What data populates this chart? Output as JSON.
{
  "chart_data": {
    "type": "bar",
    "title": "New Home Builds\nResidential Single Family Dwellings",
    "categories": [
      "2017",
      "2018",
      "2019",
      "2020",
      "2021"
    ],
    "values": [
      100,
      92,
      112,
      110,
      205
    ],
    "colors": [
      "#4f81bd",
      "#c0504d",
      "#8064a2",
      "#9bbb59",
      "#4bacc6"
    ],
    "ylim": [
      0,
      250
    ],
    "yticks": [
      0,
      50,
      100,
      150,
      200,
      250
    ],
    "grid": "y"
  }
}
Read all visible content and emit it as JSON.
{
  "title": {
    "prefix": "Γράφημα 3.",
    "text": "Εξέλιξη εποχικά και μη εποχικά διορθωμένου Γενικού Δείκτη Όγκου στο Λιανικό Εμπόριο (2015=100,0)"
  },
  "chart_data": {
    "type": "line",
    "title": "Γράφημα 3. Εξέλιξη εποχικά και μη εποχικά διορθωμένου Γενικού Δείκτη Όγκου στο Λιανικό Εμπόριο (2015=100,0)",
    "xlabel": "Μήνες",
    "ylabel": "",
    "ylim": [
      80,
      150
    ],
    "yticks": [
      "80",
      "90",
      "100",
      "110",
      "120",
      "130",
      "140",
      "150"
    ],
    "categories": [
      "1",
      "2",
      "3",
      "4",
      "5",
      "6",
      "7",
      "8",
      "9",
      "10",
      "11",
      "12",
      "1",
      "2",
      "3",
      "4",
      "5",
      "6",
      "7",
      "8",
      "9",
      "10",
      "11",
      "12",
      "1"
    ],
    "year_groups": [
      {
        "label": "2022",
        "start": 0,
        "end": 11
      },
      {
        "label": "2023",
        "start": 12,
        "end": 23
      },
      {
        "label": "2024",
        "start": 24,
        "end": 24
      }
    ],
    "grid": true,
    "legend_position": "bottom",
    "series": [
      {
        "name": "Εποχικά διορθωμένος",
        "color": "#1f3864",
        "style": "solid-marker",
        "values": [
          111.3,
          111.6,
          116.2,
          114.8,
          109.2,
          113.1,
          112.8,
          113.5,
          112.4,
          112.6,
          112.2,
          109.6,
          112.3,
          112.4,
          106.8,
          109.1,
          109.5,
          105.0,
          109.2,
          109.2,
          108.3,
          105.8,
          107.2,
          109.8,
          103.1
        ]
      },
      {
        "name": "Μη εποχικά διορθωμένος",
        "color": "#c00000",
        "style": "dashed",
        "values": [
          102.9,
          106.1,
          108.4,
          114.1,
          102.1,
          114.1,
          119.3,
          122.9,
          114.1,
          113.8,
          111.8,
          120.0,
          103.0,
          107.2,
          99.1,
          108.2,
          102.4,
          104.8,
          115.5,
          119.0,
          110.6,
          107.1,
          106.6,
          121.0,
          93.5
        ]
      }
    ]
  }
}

TASK: In the entries above, find every line holding the word "διορθωμένου" and copy it out.

WRITTEN ANSWER:
    "text": "Εξέλιξη εποχικά και μη εποχικά διορθωμένου Γενικού Δείκτη Όγκου στο Λιανικό Εμπόριο (2015=100,0)"
    "title": "Γράφημα 3. Εξέλιξη εποχικά και μη εποχικά διορθωμένου Γενικού Δείκτη Όγκου στο Λιανικό Εμπόριο (2015=100,0)",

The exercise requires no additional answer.